Collected data entries:
────────────────────────────────────────

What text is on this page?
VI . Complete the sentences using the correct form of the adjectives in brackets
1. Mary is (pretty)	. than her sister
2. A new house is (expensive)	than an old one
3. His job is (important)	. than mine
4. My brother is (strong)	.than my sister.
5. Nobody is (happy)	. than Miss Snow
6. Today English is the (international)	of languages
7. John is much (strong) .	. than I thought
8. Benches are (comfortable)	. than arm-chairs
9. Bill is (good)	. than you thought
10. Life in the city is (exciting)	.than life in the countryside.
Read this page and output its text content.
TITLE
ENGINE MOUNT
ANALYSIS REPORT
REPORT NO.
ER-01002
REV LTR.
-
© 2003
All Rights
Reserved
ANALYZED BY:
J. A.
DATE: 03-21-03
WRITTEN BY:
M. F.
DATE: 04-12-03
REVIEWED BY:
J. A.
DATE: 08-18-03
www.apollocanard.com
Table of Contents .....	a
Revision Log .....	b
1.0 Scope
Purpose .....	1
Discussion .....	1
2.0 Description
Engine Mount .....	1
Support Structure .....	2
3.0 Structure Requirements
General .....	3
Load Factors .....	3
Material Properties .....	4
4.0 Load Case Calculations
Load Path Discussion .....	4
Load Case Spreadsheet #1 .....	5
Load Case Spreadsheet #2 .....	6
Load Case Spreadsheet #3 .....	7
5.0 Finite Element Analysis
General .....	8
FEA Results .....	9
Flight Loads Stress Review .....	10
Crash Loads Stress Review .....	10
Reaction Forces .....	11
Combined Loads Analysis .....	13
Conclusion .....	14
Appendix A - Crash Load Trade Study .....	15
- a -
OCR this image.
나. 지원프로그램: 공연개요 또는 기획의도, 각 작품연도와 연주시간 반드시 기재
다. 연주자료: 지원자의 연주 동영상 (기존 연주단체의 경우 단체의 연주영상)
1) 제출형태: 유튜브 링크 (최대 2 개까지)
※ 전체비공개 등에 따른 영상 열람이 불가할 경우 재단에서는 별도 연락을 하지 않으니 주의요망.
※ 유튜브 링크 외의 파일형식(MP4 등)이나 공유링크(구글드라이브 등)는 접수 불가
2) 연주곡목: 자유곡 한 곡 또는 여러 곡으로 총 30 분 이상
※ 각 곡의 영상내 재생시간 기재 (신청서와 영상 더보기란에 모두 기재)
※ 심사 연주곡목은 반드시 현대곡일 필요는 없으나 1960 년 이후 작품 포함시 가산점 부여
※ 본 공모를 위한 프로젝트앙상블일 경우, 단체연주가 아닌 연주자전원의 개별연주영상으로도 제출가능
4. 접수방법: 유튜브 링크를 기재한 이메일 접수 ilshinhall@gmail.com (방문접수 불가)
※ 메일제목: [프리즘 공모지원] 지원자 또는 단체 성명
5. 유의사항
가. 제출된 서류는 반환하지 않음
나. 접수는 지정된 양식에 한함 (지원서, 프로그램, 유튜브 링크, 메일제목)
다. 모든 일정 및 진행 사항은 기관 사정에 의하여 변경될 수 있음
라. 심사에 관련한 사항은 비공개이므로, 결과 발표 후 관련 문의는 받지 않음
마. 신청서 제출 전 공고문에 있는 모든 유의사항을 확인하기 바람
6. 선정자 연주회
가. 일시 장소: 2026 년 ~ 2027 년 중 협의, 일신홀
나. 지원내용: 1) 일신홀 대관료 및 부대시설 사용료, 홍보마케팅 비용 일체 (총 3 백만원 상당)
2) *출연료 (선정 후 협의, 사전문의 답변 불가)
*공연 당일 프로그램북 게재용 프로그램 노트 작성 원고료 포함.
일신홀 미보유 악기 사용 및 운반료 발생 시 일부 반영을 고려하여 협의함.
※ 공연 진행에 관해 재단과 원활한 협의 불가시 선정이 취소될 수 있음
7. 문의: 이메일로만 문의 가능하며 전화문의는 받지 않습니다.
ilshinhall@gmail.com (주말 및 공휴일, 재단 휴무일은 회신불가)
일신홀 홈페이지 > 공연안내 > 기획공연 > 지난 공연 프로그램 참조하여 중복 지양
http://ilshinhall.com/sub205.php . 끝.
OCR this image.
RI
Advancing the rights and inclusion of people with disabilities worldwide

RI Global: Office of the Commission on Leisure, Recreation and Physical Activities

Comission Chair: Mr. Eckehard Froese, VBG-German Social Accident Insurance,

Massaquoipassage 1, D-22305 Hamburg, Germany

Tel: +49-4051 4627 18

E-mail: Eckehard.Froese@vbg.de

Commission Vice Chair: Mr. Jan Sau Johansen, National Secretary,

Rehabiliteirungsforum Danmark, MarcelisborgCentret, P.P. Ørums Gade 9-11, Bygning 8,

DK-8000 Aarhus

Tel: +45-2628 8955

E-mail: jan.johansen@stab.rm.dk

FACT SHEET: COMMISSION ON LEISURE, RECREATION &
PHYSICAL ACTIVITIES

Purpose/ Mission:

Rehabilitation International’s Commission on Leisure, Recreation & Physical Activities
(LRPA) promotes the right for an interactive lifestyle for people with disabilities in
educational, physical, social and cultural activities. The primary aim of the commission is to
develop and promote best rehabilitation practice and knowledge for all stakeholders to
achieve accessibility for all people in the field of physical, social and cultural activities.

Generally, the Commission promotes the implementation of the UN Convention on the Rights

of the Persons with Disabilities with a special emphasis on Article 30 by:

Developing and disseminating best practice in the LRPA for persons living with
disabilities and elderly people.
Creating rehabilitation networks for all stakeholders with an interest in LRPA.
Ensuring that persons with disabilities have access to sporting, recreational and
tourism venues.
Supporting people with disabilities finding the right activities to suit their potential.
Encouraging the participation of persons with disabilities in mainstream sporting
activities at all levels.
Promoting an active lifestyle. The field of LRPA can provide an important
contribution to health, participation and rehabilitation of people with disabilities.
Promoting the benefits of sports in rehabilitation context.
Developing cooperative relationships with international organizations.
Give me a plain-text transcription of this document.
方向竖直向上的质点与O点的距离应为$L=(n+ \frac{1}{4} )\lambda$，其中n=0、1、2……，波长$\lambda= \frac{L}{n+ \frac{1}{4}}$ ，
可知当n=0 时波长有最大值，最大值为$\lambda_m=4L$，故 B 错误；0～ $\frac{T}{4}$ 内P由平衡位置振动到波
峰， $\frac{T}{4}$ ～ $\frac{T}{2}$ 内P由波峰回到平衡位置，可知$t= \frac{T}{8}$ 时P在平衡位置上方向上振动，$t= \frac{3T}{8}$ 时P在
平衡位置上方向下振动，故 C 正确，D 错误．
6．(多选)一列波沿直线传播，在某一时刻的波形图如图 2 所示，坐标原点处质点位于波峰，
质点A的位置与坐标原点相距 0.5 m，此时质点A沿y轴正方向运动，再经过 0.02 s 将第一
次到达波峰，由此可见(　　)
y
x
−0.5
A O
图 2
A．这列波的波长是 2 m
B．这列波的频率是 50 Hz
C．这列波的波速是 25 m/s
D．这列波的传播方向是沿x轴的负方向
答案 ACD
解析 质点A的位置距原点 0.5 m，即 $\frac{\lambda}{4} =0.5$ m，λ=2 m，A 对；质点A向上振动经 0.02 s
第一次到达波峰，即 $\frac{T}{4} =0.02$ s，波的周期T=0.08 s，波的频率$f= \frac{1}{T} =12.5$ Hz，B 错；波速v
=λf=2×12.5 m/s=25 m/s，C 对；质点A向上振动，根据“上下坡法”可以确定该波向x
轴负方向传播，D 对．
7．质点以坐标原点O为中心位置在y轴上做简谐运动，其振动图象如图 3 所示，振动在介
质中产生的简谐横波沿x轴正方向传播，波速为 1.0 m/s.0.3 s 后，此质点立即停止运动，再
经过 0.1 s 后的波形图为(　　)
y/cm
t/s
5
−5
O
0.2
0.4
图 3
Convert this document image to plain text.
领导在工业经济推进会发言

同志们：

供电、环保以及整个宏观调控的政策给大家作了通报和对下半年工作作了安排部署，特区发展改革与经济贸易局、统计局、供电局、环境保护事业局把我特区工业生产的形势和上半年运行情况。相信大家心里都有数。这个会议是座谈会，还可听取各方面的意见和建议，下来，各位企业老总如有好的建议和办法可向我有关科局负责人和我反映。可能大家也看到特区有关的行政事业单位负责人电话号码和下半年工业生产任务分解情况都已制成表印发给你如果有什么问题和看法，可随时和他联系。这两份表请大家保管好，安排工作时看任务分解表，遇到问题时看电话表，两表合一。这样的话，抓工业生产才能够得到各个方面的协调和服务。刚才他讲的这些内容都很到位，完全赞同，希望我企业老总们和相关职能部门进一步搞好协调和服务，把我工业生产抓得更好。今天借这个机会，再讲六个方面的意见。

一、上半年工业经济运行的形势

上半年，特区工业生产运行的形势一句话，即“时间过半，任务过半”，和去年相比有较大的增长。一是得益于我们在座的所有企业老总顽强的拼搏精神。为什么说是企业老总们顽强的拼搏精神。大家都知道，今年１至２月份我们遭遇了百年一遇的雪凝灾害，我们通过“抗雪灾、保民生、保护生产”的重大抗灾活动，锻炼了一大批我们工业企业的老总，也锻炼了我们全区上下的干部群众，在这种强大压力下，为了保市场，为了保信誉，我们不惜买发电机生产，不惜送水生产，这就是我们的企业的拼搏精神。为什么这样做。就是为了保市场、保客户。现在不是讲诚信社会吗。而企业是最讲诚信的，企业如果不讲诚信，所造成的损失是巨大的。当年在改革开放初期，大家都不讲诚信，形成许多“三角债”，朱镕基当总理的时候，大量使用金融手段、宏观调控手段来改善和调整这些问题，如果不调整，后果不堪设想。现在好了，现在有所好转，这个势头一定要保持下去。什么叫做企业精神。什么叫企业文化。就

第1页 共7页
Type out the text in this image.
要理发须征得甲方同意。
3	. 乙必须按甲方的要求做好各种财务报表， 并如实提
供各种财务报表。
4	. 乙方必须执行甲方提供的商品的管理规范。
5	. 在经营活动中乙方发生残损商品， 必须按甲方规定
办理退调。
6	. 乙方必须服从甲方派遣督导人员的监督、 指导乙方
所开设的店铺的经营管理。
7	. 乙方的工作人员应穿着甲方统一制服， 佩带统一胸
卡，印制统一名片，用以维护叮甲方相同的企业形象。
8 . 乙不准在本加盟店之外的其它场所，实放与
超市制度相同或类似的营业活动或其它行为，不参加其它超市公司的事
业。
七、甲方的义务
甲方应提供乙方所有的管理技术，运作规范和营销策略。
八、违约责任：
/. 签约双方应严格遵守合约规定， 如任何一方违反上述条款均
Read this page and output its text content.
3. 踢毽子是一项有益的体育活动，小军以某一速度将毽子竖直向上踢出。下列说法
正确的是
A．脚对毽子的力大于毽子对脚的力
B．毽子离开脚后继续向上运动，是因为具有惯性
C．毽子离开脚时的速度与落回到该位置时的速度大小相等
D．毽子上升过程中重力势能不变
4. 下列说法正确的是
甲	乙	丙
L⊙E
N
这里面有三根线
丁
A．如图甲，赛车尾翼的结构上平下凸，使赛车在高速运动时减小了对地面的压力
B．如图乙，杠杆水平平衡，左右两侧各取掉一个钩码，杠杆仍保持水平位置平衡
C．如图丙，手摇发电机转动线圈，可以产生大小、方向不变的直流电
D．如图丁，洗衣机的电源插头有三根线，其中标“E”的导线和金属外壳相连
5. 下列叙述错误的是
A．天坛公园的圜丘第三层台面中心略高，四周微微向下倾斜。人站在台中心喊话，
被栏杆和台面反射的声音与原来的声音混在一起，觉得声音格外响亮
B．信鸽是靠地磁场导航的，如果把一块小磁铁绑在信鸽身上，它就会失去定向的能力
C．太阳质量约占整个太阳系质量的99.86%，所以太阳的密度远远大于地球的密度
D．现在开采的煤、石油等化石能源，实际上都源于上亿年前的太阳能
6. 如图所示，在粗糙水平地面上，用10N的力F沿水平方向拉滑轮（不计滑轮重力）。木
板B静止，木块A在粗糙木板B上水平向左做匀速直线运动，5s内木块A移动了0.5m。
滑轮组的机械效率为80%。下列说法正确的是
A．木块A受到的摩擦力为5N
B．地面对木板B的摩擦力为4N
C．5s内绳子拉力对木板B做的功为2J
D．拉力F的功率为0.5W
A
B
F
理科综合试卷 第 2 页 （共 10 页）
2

────────────────────────────────────────

WHAT YOU WILL DO: Identify the lines that hold the word "gmail". Copy every one of them.

CORRECT RESPONSE:
4. 접수방법: 유튜브 링크를 기재한 이메일 접수 ilshinhall@gmail.com (방문접수 불가)
ilshinhall@gmail.com (주말 및 공휴일, 재단 휴무일은 회신불가)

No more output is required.